◆ What you should do ◆
From the entries below, gather each line containing the word "this".

---- The data

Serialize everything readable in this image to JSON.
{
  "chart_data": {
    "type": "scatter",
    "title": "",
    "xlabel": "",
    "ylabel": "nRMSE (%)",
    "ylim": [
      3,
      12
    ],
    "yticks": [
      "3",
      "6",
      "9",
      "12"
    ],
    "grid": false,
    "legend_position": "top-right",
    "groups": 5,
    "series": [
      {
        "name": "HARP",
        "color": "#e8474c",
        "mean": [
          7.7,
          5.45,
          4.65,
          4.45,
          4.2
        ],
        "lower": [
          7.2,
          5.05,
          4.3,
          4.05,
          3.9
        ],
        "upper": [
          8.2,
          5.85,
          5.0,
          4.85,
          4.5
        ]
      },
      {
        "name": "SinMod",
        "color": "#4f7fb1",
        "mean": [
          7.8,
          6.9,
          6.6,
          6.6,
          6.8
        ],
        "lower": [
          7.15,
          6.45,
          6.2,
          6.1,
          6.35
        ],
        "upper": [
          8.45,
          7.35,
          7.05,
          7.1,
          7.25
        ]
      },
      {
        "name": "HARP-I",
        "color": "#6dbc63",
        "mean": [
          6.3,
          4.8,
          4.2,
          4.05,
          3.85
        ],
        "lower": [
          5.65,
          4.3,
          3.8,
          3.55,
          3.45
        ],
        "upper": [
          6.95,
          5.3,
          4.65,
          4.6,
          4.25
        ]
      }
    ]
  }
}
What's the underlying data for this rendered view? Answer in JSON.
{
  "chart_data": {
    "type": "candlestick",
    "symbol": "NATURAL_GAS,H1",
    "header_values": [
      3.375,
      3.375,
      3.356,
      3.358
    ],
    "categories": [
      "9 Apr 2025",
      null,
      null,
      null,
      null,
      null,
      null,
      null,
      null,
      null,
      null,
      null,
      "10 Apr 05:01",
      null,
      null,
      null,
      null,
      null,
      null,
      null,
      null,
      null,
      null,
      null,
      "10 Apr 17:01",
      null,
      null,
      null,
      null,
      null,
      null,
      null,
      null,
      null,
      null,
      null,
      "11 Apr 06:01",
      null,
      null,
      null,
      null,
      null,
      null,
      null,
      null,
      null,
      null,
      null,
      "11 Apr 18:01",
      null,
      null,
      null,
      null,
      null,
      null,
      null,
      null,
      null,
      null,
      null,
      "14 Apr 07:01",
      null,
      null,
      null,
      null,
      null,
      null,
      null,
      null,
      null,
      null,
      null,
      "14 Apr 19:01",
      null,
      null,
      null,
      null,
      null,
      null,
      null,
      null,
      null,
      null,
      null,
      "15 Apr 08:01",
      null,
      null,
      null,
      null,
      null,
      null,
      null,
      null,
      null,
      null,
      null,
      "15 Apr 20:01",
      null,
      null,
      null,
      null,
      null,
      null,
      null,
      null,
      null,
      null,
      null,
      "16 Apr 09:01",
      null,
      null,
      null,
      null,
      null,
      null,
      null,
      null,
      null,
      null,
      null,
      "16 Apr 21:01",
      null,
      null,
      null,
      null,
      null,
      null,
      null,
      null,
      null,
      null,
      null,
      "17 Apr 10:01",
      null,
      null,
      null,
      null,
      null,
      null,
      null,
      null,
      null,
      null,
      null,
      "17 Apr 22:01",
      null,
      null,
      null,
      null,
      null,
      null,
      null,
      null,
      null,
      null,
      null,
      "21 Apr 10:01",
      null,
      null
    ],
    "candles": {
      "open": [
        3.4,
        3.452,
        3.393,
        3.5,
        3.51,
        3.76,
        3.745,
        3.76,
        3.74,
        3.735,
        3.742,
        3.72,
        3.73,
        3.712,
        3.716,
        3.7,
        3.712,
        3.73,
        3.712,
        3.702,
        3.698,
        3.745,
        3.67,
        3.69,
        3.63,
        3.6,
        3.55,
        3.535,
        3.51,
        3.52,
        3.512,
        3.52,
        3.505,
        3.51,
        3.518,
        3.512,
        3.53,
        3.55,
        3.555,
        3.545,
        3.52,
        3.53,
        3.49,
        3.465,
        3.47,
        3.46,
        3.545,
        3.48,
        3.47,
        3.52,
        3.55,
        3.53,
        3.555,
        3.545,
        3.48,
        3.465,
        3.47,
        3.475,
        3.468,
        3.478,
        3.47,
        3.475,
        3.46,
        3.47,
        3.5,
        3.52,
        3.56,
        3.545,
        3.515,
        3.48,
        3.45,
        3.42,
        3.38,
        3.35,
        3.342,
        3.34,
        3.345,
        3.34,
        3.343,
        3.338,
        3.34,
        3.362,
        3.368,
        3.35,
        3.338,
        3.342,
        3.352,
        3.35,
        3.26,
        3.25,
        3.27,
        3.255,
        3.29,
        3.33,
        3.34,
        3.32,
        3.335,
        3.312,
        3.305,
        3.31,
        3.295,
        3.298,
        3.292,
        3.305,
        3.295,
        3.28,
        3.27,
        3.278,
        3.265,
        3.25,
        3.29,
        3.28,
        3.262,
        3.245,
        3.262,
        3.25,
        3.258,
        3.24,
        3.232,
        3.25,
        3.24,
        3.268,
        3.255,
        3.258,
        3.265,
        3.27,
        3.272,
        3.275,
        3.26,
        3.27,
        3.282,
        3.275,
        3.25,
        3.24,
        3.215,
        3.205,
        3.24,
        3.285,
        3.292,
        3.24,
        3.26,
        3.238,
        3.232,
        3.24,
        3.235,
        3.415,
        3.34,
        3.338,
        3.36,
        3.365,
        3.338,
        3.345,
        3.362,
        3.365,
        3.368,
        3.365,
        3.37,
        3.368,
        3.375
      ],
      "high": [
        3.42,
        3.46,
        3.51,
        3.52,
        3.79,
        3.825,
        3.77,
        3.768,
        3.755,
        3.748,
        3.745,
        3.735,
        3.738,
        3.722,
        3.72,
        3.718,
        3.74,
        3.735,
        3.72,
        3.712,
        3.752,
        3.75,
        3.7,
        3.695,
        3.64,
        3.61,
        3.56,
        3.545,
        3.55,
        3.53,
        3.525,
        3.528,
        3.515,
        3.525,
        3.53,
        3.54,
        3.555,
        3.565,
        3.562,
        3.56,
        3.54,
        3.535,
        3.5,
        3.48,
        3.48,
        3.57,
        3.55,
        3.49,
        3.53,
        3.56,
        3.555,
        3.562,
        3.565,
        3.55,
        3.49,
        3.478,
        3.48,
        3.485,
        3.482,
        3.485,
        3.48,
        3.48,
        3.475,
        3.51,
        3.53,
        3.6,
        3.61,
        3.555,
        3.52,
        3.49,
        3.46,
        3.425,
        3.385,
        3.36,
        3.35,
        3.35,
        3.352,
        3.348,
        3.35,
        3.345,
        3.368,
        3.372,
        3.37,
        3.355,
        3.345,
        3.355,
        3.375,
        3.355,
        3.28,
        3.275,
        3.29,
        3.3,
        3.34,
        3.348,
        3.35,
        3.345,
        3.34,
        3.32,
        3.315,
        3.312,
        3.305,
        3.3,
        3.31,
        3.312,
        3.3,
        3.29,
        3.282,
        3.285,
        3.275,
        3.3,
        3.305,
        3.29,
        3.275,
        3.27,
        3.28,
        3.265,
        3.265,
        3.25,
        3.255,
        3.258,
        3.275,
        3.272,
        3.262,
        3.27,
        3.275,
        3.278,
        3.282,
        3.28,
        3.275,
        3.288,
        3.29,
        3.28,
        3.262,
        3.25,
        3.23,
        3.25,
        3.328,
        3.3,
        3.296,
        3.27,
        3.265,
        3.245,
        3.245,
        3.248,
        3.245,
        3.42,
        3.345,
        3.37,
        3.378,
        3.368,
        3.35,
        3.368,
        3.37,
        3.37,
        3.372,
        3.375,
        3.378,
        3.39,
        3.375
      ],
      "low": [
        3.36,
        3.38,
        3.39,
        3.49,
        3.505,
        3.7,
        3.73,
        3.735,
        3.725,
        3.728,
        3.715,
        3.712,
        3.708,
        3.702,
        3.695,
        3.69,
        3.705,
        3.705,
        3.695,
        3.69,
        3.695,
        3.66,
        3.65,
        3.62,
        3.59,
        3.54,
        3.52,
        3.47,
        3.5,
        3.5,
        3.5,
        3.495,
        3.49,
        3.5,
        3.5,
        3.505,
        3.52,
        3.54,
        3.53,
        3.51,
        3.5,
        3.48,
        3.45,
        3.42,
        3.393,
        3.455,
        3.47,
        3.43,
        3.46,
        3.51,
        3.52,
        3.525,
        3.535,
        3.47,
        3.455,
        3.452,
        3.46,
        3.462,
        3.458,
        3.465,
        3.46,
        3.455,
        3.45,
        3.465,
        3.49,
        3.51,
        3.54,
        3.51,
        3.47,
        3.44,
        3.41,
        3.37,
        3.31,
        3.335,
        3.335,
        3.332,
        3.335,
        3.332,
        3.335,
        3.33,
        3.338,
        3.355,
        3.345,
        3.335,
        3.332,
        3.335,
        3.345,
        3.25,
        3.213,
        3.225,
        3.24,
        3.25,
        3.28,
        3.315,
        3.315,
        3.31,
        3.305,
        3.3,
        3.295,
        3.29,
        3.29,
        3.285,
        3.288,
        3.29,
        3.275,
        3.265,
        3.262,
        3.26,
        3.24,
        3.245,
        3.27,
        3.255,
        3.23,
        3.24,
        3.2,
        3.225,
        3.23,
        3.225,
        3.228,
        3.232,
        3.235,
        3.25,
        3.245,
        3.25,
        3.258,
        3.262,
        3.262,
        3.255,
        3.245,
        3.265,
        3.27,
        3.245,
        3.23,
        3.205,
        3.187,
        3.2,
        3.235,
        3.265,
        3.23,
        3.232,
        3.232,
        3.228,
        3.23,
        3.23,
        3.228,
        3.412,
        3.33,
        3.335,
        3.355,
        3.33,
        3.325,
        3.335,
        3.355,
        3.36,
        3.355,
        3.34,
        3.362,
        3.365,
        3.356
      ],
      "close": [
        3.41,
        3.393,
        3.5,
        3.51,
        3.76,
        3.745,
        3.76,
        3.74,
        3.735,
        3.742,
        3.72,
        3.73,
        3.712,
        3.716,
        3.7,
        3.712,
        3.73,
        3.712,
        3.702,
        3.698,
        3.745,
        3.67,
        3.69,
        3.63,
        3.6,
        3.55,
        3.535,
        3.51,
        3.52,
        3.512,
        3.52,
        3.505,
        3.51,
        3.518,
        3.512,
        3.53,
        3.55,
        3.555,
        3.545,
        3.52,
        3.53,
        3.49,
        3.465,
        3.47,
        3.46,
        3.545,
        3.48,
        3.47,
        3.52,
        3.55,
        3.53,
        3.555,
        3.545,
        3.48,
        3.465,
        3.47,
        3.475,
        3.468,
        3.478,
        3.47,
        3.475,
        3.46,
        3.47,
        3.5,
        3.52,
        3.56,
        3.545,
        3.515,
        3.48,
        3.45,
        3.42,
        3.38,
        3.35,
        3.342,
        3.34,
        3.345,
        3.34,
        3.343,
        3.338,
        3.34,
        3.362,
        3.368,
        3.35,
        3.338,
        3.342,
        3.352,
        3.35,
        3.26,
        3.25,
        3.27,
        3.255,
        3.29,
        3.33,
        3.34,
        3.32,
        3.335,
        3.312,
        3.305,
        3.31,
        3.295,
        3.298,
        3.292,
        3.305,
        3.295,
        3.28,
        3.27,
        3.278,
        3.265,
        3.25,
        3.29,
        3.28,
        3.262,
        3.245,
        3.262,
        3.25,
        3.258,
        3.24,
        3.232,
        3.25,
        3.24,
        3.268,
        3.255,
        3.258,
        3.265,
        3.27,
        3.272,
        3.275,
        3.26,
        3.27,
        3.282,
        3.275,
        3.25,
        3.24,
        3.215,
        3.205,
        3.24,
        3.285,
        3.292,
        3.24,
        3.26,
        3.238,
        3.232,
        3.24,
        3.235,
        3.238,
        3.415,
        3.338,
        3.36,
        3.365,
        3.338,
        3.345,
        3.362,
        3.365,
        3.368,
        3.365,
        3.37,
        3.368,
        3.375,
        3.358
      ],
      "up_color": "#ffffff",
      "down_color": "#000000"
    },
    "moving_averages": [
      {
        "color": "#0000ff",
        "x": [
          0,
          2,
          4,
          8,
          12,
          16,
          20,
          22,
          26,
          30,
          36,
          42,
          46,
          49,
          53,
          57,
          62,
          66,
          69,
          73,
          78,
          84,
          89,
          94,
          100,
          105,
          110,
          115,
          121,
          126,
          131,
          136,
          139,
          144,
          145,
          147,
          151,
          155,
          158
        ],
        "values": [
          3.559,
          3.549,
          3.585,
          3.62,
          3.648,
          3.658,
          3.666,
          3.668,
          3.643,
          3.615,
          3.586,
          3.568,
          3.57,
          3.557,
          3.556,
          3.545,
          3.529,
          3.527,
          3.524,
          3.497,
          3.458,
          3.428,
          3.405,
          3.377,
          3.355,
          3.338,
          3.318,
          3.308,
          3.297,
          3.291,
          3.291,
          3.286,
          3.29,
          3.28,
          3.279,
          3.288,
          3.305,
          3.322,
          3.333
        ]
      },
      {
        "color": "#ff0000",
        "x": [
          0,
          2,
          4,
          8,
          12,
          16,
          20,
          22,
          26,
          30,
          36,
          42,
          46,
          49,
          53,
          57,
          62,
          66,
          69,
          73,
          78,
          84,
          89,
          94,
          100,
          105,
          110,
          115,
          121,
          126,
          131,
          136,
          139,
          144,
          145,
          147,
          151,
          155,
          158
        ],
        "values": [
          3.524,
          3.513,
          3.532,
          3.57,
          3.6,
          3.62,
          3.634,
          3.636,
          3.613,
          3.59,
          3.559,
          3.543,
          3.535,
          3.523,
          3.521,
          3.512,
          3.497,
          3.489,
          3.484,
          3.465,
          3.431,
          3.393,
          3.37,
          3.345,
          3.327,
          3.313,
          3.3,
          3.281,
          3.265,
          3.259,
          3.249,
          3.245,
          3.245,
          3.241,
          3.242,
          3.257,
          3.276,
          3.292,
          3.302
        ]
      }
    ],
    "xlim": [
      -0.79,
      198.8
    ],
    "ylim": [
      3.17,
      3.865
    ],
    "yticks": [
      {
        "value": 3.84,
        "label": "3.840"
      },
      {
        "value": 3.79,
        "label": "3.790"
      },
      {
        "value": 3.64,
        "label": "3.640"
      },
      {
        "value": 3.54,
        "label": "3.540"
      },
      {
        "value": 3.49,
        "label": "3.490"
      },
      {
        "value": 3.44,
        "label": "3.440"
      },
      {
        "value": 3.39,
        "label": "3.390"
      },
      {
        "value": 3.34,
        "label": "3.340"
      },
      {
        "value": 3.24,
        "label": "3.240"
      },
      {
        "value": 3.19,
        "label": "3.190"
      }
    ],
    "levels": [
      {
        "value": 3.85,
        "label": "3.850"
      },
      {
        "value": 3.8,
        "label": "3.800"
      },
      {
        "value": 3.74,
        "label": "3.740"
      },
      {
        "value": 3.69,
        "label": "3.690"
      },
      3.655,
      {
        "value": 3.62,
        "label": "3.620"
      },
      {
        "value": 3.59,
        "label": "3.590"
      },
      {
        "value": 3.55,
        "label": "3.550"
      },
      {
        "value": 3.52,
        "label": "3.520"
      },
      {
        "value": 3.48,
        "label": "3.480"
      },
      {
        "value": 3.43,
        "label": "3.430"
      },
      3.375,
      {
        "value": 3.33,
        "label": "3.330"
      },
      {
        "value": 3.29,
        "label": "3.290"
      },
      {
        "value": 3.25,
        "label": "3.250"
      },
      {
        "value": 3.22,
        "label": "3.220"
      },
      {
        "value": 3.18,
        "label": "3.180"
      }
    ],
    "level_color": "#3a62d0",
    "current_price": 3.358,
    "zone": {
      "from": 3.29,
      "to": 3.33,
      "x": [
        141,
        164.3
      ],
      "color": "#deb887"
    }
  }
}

--------

◆ Solution ◆
Serialize everything readable in this image to JSON.
What's the underlying data for this rendered view? Answer in JSON.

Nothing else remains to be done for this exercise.